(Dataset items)
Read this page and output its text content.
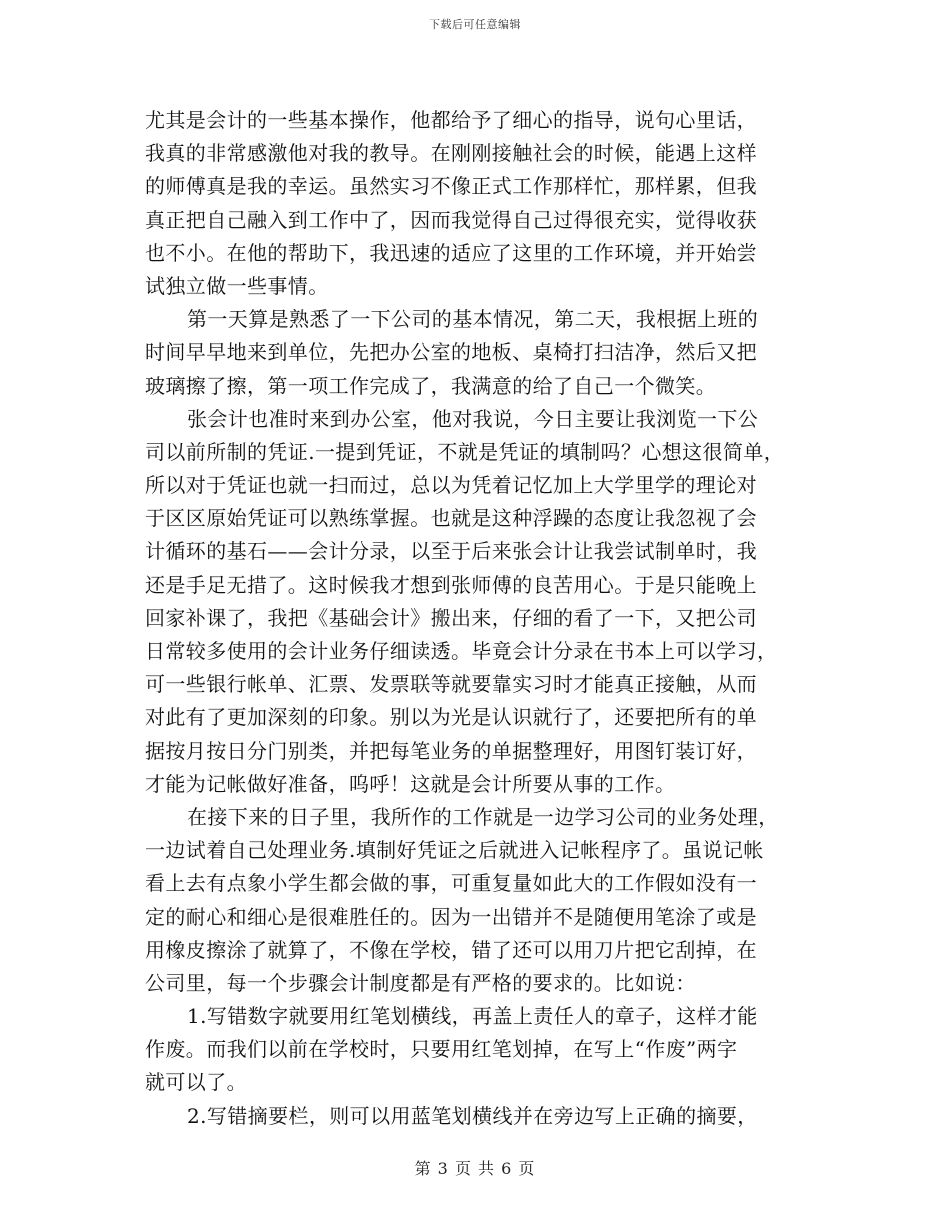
下载后可任意编辑
尤其是会计的一些基本操作，他都给予了细心的指导，说句心里话，
我真的非常感激他对我的教导。在刚刚接触社会的时候，能遇上这样
的师傅真是我的幸运。虽然实习不像正式工作那样忙，那样累，但我
真正把自己融入到工作中了，因而我觉得自己过得很充实，觉得收获
也不小。在他的帮助下，我迅速的适应了这里的工作环境，并开始尝
试独立做一些事情。
第一天算是熟悉了一下公司的基本情况，第二天，我根据上班的
时间早早地来到单位，先把办公室的地板、桌椅打扫洁净，然后又把
玻璃擦了擦，第一项工作完成了，我满意的给了自己一个微笑。
张会计也准时来到办公室，他对我说，今日主要让我浏览一下公
司以前所制的凭证.一提到凭证，不就是凭证的填制吗？心想这很简单，
所以对于凭证也就一扫而过，总以为凭着记忆加上大学里学的理论对
于区区原始凭证可以熟练掌握。也就是这种浮躁的态度让我忽视了会
计循环的基石——会计分录，以至于后来张会计让我尝试制单时，我
还是手足无措了。这时候我才想到张师傅的良苦用心。于是只能晚上
回家补课了，我把《基础会计》搬出来，仔细的看了一下，又把公司
日常较多使用的会计业务仔细读透。毕竟会计分录在书本上可以学习，
可一些银行帐单、汇票、发票联等就要靠实习时才能真正接触，从而
对此有了更加深刻的印象。别以为光是认识就行了，还要把所有的单
据按月按日分门别类，并把每笔业务的单据整理好，用图钉装订好，
才能为记帐做好准备，呜呼！这就是会计所要从事的工作。
在接下来的日子里，我所作的工作就是一边学习公司的业务处理，
一边试着自己处理业务.填制好凭证之后就进入记帐程序了。虽说记帐
看上去有点象小学生都会做的事，可重复量如此大的工作假如没有一
定的耐心和细心是很难胜任的。因为一出错并不是随便用笔涂了或是
用橡皮擦涂了就算了，不像在学校，错了还可以用刀片把它刮掉，在
公司里，每一个步骤会计制度都是有严格的要求的。比如说：
1.写错数字就要用红笔划横线，再盖上责任人的章子，这样才能
作废。而我们以前在学校时，只要用红笔划掉，在写上“作废”两字
就可以了。
2.写错摘要栏，则可以用蓝笔划横线并在旁边写上正确的摘要，
第 3 页 共 6 页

### Problem to solve
Set down the lines of the records above exactly, apart from the pictures.

### Response to this task
Read this page and output its text content.
下载后可任意编辑
尤其是会计的一些基本操作，他都给予了细心的指导，说句心里话，
我真的非常感激他对我的教导。在刚刚接触社会的时候，能遇上这样
的师傅真是我的幸运。虽然实习不像正式工作那样忙，那样累，但我
真正把自己融入到工作中了，因而我觉得自己过得很充实，觉得收获
也不小。在他的帮助下，我迅速的适应了这里的工作环境，并开始尝
试独立做一些事情。
第一天算是熟悉了一下公司的基本情况，第二天，我根据上班的
时间早早地来到单位，先把办公室的地板、桌椅打扫洁净，然后又把
玻璃擦了擦，第一项工作完成了，我满意的给了自己一个微笑。
张会计也准时来到办公室，他对我说，今日主要让我浏览一下公
司以前所制的凭证.一提到凭证，不就是凭证的填制吗？心想这很简单，
所以对于凭证也就一扫而过，总以为凭着记忆加上大学里学的理论对
于区区原始凭证可以熟练掌握。也就是这种浮躁的态度让我忽视了会
计循环的基石——会计分录，以至于后来张会计让我尝试制单时，我
还是手足无措了。这时候我才想到张师傅的良苦用心。于是只能晚上
回家补课了，我把《基础会计》搬出来，仔细的看了一下，又把公司
日常较多使用的会计业务仔细读透。毕竟会计分录在书本上可以学习，
可一些银行帐单、汇票、发票联等就要靠实习时才能真正接触，从而
对此有了更加深刻的印象。别以为光是认识就行了，还要把所有的单
据按月按日分门别类，并把每笔业务的单据整理好，用图钉装订好，
才能为记帐做好准备，呜呼！这就是会计所要从事的工作。
在接下来的日子里，我所作的工作就是一边学习公司的业务处理，
一边试着自己处理业务.填制好凭证之后就进入记帐程序了。虽说记帐
看上去有点象小学生都会做的事，可重复量如此大的工作假如没有一
定的耐心和细心是很难胜任的。因为一出错并不是随便用笔涂了或是
用橡皮擦涂了就算了，不像在学校，错了还可以用刀片把它刮掉，在
公司里，每一个步骤会计制度都是有严格的要求的。比如说：
1.写错数字就要用红笔划横线，再盖上责任人的章子，这样才能
作废。而我们以前在学校时，只要用红笔划掉，在写上“作废”两字
就可以了。
2.写错摘要栏，则可以用蓝笔划横线并在旁边写上正确的摘要，
第 3 页 共 6 页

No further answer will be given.